Show each line that has the string "signal" in it.

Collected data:
━━━━━━━━━━━━━━━━━━━━

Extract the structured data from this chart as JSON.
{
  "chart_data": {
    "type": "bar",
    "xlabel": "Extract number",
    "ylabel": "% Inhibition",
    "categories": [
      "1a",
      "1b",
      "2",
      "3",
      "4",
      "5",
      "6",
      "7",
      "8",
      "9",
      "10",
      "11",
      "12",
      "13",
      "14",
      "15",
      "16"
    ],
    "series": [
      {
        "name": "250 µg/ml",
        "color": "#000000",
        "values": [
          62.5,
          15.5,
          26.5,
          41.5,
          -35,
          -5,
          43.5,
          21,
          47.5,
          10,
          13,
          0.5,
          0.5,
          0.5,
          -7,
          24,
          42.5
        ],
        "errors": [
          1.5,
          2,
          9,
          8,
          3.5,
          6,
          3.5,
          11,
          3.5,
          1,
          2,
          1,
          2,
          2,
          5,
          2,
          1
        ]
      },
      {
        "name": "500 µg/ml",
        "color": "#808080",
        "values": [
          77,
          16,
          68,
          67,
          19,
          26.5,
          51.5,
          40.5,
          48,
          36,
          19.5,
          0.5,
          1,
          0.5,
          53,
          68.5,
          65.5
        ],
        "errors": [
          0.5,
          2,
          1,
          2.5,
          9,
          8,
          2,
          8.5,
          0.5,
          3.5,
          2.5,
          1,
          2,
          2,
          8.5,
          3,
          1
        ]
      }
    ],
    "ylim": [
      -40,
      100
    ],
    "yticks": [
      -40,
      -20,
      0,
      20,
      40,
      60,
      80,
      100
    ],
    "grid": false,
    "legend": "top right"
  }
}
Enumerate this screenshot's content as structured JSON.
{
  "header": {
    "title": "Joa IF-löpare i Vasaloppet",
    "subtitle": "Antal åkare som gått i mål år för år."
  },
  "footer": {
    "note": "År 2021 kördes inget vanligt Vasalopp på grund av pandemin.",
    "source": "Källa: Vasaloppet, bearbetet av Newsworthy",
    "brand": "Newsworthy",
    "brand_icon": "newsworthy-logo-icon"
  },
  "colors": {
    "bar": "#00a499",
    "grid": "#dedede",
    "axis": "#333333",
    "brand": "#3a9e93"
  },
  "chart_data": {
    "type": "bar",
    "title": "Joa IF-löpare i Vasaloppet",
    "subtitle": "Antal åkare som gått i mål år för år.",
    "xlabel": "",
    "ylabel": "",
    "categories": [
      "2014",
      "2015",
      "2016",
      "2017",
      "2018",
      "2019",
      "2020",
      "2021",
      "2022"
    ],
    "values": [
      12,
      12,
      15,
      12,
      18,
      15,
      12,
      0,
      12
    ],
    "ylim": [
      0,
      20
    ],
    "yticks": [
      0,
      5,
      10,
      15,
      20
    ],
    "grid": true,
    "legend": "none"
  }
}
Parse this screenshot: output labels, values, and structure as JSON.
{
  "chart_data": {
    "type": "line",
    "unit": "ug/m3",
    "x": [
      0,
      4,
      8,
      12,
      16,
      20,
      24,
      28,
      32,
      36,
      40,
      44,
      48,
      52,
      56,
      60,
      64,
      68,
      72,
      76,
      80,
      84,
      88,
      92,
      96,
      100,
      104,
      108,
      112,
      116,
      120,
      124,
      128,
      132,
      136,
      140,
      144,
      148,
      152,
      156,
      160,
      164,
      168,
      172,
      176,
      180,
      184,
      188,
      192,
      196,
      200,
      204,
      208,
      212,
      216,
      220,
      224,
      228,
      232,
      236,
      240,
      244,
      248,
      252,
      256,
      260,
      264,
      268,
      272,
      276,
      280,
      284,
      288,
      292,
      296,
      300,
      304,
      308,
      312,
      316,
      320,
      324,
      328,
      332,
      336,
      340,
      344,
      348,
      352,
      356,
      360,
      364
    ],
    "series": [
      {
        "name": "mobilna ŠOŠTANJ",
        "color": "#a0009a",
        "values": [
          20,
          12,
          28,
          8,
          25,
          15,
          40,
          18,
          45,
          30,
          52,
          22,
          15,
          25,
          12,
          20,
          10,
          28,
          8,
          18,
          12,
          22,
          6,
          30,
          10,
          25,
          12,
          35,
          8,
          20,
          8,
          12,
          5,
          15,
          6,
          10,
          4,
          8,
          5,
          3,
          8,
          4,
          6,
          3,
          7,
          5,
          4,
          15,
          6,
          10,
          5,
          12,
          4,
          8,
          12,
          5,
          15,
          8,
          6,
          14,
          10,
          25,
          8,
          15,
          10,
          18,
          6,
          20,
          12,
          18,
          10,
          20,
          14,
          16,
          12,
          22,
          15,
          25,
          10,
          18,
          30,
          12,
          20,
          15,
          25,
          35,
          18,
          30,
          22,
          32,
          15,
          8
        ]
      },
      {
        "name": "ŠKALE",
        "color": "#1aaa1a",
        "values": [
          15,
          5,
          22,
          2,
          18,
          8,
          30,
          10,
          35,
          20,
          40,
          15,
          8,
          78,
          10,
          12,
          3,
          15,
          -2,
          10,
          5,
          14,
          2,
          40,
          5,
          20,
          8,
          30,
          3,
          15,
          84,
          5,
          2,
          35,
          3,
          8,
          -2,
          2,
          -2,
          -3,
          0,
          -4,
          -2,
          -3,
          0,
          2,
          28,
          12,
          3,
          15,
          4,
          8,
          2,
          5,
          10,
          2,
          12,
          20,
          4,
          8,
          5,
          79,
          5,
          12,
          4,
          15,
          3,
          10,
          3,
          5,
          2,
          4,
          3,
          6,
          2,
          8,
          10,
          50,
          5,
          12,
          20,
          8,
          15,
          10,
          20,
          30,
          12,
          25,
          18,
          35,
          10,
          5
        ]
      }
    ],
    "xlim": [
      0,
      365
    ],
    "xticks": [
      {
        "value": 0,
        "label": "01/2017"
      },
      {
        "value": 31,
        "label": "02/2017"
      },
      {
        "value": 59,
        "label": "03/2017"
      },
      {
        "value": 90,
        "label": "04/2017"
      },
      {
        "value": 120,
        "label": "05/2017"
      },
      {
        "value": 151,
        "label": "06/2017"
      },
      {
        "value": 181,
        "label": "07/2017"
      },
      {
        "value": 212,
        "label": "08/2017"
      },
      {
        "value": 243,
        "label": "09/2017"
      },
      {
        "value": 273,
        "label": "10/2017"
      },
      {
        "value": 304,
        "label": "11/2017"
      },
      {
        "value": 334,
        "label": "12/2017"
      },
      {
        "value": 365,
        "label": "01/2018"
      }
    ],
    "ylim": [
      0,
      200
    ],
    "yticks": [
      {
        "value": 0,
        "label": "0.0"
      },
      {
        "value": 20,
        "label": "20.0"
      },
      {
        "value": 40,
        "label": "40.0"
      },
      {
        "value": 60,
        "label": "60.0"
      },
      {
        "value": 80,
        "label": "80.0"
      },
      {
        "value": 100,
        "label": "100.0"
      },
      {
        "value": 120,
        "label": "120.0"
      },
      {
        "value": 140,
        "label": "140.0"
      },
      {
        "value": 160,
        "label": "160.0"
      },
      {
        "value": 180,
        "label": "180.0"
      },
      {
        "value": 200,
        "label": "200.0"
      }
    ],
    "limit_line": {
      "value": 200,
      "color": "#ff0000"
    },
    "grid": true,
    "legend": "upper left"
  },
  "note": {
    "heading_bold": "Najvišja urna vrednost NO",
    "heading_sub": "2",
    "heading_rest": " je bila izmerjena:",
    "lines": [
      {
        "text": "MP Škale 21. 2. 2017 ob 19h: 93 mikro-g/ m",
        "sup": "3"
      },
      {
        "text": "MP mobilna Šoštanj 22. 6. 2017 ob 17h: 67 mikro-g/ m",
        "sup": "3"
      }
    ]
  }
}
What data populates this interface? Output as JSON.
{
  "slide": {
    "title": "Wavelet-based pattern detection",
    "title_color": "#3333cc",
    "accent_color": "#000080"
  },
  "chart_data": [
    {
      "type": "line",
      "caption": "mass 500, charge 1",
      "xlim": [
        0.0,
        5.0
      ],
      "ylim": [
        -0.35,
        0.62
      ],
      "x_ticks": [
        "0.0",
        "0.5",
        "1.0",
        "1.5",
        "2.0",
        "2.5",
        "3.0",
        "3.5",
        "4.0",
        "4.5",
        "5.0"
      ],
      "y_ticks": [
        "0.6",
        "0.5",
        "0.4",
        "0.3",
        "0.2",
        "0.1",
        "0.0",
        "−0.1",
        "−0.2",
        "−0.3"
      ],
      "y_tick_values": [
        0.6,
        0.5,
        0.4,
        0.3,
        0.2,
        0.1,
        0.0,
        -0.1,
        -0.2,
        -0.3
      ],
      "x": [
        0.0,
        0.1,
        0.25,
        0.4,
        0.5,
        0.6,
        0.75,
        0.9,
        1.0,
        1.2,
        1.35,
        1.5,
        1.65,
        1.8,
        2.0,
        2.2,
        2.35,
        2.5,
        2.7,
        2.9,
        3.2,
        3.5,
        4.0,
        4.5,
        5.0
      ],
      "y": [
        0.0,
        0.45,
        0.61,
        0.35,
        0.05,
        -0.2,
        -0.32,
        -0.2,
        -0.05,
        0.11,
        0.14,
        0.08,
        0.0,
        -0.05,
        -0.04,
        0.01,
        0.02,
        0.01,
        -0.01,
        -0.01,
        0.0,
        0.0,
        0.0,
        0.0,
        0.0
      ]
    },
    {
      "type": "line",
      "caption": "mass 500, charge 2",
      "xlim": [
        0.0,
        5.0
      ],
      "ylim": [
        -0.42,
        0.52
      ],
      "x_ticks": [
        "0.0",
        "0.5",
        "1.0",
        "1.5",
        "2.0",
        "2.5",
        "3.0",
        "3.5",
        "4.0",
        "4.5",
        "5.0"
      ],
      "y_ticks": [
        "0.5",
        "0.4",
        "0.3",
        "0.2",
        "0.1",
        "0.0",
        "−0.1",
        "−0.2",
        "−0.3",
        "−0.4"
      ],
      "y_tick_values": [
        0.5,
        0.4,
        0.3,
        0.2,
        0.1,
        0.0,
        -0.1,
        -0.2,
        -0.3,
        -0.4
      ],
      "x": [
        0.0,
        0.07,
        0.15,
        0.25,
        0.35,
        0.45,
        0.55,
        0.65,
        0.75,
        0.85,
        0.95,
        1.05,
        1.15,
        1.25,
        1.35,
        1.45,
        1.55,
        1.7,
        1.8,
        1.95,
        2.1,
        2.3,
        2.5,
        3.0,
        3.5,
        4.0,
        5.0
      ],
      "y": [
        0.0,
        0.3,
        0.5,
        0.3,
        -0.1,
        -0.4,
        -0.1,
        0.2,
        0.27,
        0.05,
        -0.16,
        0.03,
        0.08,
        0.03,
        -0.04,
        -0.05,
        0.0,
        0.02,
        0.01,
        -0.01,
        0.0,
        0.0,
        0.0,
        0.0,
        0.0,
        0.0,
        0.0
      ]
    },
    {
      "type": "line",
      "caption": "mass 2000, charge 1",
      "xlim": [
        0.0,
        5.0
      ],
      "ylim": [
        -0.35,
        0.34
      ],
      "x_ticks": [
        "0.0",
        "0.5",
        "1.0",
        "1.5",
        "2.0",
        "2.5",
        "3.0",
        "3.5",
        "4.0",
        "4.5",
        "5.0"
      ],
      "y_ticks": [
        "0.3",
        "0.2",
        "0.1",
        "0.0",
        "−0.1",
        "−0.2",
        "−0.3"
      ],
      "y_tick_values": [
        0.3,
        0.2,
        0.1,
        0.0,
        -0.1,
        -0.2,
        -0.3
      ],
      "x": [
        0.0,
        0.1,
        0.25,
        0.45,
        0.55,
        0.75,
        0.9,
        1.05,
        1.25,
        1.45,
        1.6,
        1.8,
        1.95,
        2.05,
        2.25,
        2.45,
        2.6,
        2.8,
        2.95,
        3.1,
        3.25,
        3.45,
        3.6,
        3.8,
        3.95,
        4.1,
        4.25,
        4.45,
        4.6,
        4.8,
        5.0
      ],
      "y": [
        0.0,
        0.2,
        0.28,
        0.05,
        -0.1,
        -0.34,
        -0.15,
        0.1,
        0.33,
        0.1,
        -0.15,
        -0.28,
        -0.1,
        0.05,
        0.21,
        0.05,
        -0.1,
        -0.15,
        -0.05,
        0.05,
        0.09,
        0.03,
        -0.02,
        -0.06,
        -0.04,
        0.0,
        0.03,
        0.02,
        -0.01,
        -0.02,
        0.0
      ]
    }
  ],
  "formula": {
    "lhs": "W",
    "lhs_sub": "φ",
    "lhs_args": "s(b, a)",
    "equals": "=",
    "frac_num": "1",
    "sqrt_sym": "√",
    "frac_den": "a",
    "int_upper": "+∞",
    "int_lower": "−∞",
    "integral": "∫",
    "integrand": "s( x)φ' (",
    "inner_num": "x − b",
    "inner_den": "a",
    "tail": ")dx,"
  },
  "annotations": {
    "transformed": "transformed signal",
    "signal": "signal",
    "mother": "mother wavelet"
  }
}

━━━━━━━━━━━━━━━━━━━━

Exercise response:
    "transformed": "transformed signal",
    "signal": "signal",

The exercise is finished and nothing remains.